Reproduce the records below in full and exactly, without their images.

Dataset listings of figures:
-- START --

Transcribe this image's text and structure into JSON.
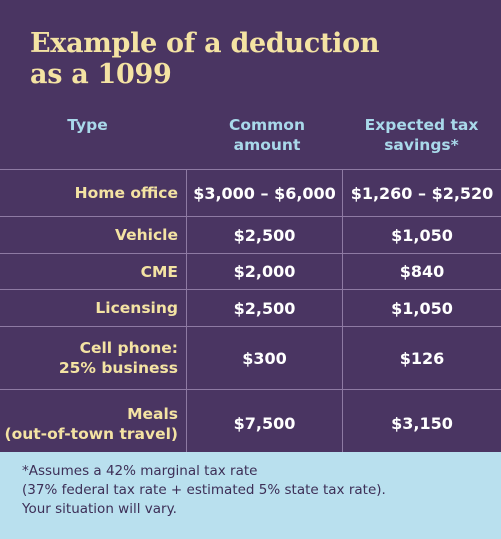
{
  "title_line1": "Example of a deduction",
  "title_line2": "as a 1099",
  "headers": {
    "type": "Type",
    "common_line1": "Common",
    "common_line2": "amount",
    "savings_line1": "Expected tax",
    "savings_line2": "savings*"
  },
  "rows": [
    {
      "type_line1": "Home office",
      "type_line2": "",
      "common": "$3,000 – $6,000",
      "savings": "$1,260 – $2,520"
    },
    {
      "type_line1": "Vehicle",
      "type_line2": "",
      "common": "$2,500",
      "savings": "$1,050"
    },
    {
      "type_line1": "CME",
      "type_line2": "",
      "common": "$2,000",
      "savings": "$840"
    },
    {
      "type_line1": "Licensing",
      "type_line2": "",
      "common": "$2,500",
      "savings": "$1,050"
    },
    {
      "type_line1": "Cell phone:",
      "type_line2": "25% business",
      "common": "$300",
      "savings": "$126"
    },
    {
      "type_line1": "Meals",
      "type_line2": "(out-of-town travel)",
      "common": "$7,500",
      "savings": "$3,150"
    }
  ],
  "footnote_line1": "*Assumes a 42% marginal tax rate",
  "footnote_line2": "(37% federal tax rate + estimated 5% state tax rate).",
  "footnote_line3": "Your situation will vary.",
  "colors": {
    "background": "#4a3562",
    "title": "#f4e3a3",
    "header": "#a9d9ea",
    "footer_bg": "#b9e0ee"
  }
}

-- END --

# COMPLETED EXERCISE
Transcribe this image's text and structure into JSON.
{
  "title_line1": "Example of a deduction",
  "title_line2": "as a 1099",
  "headers": {
    "type": "Type",
    "common_line1": "Common",
    "common_line2": "amount",
    "savings_line1": "Expected tax",
    "savings_line2": "savings*"
  },
  "rows": [
    {
      "type_line1": "Home office",
      "type_line2": "",
      "common": "$3,000 – $6,000",
      "savings": "$1,260 – $2,520"
    },
    {
      "type_line1": "Vehicle",
      "type_line2": "",
      "common": "$2,500",
      "savings": "$1,050"
    },
    {
      "type_line1": "CME",
      "type_line2": "",
      "common": "$2,000",
      "savings": "$840"
    },
    {
      "type_line1": "Licensing",
      "type_line2": "",
      "common": "$2,500",
      "savings": "$1,050"
    },
    {
      "type_line1": "Cell phone:",
      "type_line2": "25% business",
      "common": "$300",
      "savings": "$126"
    },
    {
      "type_line1": "Meals",
      "type_line2": "(out-of-town travel)",
      "common": "$7,500",
      "savings": "$3,150"
    }
  ],
  "footnote_line1": "*Assumes a 42% marginal tax rate",
  "footnote_line2": "(37% federal tax rate + estimated 5% state tax rate).",
  "footnote_line3": "Your situation will vary.",
  "colors": {
    "background": "#4a3562",
    "title": "#f4e3a3",
    "header": "#a9d9ea",
    "footer_bg": "#b9e0ee"
  }
}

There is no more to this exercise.